* _Provided information_:

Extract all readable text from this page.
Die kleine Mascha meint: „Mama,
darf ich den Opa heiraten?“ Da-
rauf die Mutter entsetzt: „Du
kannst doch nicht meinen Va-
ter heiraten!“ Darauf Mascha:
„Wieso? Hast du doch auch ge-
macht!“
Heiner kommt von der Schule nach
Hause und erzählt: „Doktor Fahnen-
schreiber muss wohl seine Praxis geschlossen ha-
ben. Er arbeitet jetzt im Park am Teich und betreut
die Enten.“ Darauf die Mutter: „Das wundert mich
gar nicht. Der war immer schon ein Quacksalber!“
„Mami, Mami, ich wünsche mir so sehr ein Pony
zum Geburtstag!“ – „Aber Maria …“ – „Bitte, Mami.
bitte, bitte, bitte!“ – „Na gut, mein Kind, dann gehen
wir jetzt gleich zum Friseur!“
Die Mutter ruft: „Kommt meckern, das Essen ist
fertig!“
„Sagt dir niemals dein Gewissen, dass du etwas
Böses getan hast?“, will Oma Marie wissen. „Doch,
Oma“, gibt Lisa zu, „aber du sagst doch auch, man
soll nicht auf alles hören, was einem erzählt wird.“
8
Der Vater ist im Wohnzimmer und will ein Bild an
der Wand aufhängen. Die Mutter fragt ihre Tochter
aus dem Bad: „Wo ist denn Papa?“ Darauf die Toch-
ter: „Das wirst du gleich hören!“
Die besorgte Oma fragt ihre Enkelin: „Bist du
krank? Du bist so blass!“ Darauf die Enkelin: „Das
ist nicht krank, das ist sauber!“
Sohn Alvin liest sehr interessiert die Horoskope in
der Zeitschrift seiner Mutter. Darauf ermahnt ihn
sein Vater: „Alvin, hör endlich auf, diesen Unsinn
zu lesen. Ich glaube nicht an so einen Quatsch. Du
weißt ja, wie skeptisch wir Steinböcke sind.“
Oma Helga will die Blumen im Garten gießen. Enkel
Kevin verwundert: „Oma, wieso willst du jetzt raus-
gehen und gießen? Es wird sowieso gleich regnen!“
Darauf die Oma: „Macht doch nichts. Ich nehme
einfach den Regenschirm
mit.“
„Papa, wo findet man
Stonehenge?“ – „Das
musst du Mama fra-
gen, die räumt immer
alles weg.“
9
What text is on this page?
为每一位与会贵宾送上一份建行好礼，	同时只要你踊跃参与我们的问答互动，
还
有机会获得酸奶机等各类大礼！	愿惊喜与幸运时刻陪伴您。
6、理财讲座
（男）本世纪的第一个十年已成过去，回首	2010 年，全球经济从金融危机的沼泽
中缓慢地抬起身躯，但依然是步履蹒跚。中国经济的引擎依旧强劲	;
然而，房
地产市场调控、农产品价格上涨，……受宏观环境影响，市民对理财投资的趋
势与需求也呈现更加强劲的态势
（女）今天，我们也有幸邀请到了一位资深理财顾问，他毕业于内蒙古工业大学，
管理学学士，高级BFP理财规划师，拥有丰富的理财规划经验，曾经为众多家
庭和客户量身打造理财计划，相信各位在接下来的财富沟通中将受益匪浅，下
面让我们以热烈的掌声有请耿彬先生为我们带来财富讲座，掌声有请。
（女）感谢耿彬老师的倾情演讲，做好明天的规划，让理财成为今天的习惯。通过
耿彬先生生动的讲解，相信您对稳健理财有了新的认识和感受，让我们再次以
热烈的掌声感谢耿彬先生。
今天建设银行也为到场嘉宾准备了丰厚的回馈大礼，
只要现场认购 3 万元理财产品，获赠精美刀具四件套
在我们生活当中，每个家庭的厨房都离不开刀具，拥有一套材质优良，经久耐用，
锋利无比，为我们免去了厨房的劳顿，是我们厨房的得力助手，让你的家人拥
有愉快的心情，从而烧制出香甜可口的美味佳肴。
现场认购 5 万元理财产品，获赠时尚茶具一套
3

* _Instructions to follow_: Reproduce the records above exactly as they appear.

* _Task solution_:
Extract all readable text from this page.
Die kleine Mascha meint: „Mama,
darf ich den Opa heiraten?“ Da-
rauf die Mutter entsetzt: „Du
kannst doch nicht meinen Va-
ter heiraten!“ Darauf Mascha:
„Wieso? Hast du doch auch ge-
macht!“
Heiner kommt von der Schule nach
Hause und erzählt: „Doktor Fahnen-
schreiber muss wohl seine Praxis geschlossen ha-
ben. Er arbeitet jetzt im Park am Teich und betreut
die Enten.“ Darauf die Mutter: „Das wundert mich
gar nicht. Der war immer schon ein Quacksalber!“
„Mami, Mami, ich wünsche mir so sehr ein Pony
zum Geburtstag!“ – „Aber Maria …“ – „Bitte, Mami.
bitte, bitte, bitte!“ – „Na gut, mein Kind, dann gehen
wir jetzt gleich zum Friseur!“
Die Mutter ruft: „Kommt meckern, das Essen ist
fertig!“
„Sagt dir niemals dein Gewissen, dass du etwas
Böses getan hast?“, will Oma Marie wissen. „Doch,
Oma“, gibt Lisa zu, „aber du sagst doch auch, man
soll nicht auf alles hören, was einem erzählt wird.“
8
Der Vater ist im Wohnzimmer und will ein Bild an
der Wand aufhängen. Die Mutter fragt ihre Tochter
aus dem Bad: „Wo ist denn Papa?“ Darauf die Toch-
ter: „Das wirst du gleich hören!“
Die besorgte Oma fragt ihre Enkelin: „Bist du
krank? Du bist so blass!“ Darauf die Enkelin: „Das
ist nicht krank, das ist sauber!“
Sohn Alvin liest sehr interessiert die Horoskope in
der Zeitschrift seiner Mutter. Darauf ermahnt ihn
sein Vater: „Alvin, hör endlich auf, diesen Unsinn
zu lesen. Ich glaube nicht an so einen Quatsch. Du
weißt ja, wie skeptisch wir Steinböcke sind.“
Oma Helga will die Blumen im Garten gießen. Enkel
Kevin verwundert: „Oma, wieso willst du jetzt raus-
gehen und gießen? Es wird sowieso gleich regnen!“
Darauf die Oma: „Macht doch nichts. Ich nehme
einfach den Regenschirm
mit.“
„Papa, wo findet man
Stonehenge?“ – „Das
musst du Mama fra-
gen, die räumt immer
alles weg.“
9
What text is on this page?
为每一位与会贵宾送上一份建行好礼，	同时只要你踊跃参与我们的问答互动，
还
有机会获得酸奶机等各类大礼！	愿惊喜与幸运时刻陪伴您。
6、理财讲座
（男）本世纪的第一个十年已成过去，回首	2010 年，全球经济从金融危机的沼泽
中缓慢地抬起身躯，但依然是步履蹒跚。中国经济的引擎依旧强劲	;
然而，房
地产市场调控、农产品价格上涨，……受宏观环境影响，市民对理财投资的趋
势与需求也呈现更加强劲的态势
（女）今天，我们也有幸邀请到了一位资深理财顾问，他毕业于内蒙古工业大学，
管理学学士，高级BFP理财规划师，拥有丰富的理财规划经验，曾经为众多家
庭和客户量身打造理财计划，相信各位在接下来的财富沟通中将受益匪浅，下
面让我们以热烈的掌声有请耿彬先生为我们带来财富讲座，掌声有请。
（女）感谢耿彬老师的倾情演讲，做好明天的规划，让理财成为今天的习惯。通过
耿彬先生生动的讲解，相信您对稳健理财有了新的认识和感受，让我们再次以
热烈的掌声感谢耿彬先生。
今天建设银行也为到场嘉宾准备了丰厚的回馈大礼，
只要现场认购 3 万元理财产品，获赠精美刀具四件套
在我们生活当中，每个家庭的厨房都离不开刀具，拥有一套材质优良，经久耐用，
锋利无比，为我们免去了厨房的劳顿，是我们厨房的得力助手，让你的家人拥
有愉快的心情，从而烧制出香甜可口的美味佳肴。
现场认购 5 万元理财产品，获赠时尚茶具一套
3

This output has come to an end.